>> BEGIN Data provided

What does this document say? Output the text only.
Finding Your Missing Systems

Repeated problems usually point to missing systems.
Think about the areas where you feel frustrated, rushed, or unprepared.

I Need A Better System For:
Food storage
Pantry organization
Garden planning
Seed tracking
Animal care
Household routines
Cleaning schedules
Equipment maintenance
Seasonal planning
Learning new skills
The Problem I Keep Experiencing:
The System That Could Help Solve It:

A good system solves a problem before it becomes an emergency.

>> END Data provided
>> BEGIN Data provided

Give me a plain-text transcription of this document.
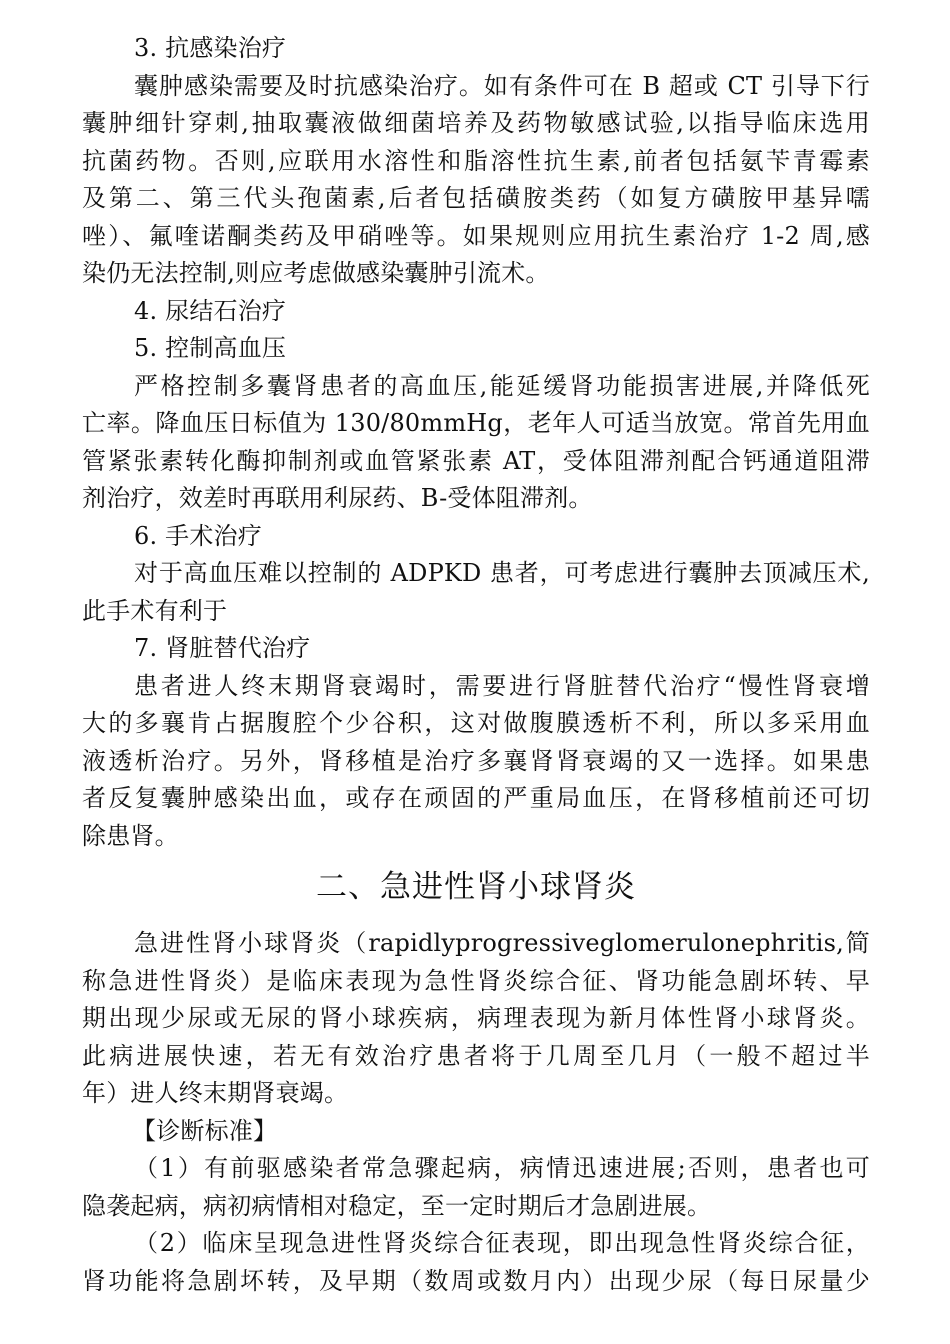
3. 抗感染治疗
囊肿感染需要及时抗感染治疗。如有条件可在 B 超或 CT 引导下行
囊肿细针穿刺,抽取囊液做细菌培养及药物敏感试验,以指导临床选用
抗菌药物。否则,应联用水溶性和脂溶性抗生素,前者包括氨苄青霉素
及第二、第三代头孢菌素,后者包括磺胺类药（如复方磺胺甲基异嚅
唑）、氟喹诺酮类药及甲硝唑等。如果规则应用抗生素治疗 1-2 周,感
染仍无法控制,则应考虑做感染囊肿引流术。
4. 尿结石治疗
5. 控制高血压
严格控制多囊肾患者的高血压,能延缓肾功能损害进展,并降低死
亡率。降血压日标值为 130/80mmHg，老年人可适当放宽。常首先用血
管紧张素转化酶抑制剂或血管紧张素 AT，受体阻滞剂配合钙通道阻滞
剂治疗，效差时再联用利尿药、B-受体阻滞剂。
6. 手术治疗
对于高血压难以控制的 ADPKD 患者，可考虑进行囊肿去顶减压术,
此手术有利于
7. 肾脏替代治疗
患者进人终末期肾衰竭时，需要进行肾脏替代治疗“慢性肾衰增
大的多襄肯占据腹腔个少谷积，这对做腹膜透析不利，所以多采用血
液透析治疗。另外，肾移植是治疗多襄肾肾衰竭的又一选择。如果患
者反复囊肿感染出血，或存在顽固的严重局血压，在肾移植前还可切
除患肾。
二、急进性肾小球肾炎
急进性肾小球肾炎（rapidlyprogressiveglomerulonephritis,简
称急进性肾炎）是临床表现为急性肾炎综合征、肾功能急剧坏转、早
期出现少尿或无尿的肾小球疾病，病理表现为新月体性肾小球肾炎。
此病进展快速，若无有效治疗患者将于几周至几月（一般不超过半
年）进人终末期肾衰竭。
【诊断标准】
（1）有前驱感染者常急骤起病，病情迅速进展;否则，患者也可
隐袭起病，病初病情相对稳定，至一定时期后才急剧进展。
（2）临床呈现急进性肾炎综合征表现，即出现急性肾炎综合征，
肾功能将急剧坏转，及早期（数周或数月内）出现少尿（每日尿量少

>> END Data provided
>> BEGIN Data provided

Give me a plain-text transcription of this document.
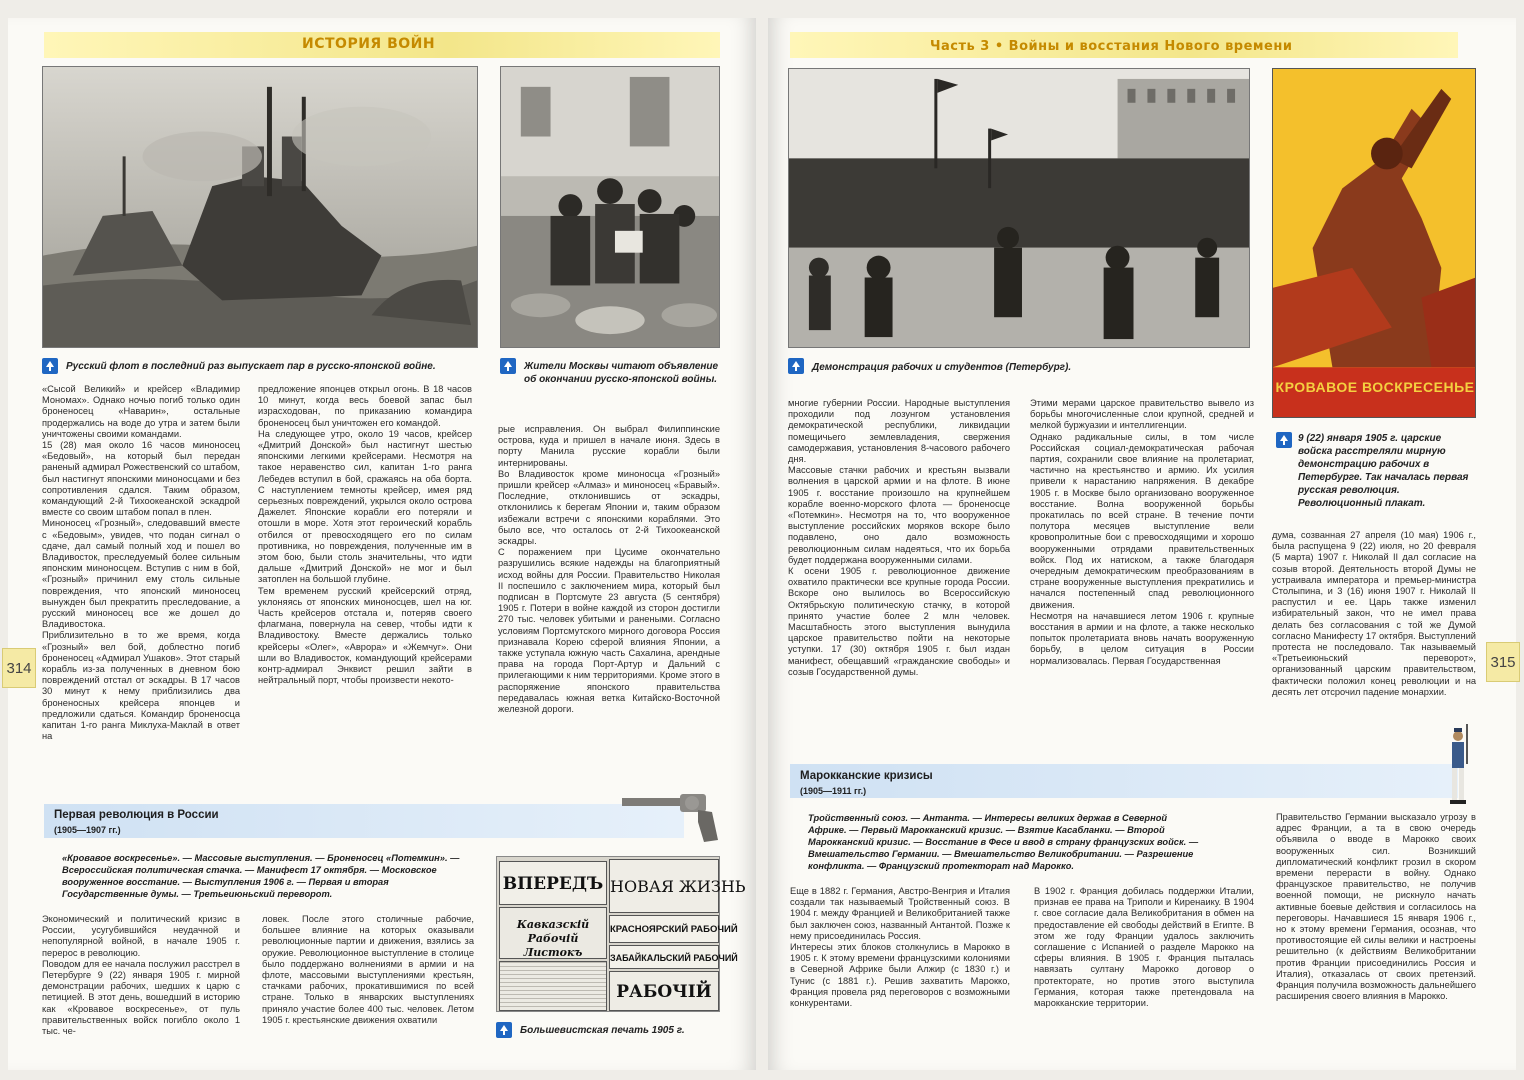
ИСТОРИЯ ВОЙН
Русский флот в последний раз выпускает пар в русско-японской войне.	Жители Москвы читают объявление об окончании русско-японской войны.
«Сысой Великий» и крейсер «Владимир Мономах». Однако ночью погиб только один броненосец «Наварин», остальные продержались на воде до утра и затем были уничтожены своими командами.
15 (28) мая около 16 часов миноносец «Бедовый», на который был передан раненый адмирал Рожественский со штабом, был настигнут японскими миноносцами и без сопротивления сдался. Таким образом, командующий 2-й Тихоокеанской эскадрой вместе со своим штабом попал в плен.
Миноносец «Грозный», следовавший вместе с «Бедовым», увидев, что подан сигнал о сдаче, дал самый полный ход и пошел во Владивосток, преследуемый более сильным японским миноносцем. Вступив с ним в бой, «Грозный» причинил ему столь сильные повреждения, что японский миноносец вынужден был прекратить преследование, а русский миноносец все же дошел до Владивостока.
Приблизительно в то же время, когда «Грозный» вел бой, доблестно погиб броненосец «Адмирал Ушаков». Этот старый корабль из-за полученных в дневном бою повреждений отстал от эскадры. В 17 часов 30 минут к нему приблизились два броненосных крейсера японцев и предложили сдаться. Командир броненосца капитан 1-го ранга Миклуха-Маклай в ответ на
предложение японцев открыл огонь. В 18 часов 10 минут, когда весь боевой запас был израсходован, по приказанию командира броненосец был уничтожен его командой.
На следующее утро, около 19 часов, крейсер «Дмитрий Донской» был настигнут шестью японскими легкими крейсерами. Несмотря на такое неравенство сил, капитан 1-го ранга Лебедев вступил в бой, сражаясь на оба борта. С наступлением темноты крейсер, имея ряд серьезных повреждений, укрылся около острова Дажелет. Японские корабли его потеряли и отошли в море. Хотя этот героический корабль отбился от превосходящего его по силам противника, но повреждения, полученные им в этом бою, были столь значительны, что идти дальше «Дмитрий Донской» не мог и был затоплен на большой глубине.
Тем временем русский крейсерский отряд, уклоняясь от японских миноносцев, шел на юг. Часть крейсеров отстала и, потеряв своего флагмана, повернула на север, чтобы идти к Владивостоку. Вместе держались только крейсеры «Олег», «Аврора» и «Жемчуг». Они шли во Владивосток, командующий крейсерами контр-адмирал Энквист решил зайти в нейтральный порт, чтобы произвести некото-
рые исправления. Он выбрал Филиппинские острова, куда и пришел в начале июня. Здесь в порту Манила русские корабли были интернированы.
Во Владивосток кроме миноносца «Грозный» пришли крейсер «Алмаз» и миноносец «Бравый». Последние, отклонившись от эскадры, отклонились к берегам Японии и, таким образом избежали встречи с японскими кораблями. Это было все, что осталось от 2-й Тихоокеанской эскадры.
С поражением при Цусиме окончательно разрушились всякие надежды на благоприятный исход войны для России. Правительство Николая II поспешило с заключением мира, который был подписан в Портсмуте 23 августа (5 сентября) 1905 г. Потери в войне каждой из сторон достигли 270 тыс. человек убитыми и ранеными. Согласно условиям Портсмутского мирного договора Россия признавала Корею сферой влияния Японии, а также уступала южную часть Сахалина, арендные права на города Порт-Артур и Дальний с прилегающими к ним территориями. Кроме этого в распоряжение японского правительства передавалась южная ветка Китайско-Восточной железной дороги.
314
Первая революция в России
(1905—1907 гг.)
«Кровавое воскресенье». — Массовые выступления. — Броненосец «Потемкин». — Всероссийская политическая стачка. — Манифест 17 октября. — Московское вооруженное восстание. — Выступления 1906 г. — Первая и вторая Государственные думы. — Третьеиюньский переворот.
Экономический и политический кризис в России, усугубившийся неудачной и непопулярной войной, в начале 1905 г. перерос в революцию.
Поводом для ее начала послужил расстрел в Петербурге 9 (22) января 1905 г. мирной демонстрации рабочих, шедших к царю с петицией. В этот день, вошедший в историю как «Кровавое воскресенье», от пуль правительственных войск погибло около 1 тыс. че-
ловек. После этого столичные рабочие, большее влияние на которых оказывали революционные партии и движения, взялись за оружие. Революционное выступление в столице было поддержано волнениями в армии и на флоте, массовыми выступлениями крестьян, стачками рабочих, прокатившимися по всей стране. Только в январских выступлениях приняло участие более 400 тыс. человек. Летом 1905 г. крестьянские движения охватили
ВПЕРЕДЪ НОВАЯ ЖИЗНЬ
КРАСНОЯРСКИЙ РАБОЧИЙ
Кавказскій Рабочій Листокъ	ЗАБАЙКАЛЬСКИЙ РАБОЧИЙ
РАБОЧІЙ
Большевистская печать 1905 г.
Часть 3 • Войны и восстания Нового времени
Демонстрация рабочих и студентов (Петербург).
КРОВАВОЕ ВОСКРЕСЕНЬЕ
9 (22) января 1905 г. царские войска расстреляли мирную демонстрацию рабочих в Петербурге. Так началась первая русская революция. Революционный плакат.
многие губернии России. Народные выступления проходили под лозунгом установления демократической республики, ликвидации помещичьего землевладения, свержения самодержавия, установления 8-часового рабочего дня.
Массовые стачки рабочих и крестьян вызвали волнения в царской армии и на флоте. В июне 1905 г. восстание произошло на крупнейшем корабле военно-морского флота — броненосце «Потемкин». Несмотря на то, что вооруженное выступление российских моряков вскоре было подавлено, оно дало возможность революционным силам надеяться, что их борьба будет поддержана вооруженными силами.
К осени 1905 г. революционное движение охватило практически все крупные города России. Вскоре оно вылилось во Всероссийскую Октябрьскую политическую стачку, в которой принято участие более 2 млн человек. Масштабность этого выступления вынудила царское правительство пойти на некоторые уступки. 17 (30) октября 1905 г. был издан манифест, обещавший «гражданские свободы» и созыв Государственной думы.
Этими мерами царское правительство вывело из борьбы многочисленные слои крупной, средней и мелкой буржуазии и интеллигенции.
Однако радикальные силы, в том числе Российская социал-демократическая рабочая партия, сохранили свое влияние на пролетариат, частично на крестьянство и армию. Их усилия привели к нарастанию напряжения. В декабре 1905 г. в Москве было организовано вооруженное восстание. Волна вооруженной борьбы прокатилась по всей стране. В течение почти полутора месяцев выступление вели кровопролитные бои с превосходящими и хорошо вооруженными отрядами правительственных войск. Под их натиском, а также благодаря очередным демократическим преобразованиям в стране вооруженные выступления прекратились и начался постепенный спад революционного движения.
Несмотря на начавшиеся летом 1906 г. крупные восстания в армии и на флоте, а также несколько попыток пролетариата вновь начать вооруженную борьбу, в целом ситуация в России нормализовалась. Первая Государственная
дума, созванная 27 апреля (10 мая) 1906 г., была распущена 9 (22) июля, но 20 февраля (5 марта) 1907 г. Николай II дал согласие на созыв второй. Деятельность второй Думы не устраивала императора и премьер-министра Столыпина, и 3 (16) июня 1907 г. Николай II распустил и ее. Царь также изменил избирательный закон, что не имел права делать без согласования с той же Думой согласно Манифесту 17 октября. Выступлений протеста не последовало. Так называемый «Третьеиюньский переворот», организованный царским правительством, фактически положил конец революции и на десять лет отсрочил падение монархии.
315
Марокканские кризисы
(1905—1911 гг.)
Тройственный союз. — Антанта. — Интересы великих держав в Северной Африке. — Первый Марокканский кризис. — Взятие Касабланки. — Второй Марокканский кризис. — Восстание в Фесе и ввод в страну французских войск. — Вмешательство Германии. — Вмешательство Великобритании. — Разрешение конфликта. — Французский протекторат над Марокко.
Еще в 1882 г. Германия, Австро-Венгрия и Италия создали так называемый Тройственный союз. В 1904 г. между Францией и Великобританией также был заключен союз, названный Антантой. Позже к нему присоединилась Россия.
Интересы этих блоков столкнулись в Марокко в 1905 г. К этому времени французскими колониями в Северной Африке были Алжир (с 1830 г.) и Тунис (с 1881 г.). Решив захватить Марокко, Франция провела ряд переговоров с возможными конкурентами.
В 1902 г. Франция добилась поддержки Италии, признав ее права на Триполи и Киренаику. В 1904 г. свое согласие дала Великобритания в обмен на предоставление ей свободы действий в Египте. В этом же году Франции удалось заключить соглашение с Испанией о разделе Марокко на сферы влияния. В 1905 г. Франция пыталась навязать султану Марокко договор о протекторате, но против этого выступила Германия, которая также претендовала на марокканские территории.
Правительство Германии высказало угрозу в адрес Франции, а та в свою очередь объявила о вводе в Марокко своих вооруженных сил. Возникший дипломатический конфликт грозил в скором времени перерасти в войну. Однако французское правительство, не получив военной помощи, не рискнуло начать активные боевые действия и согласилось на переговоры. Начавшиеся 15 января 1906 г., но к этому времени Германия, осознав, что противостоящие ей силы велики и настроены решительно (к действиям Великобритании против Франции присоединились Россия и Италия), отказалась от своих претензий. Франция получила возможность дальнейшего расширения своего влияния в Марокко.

>> END Data provided

● What you have to do
Provide the number of lines in the entries that include "флоте", and no other text.

● Answer for the task
3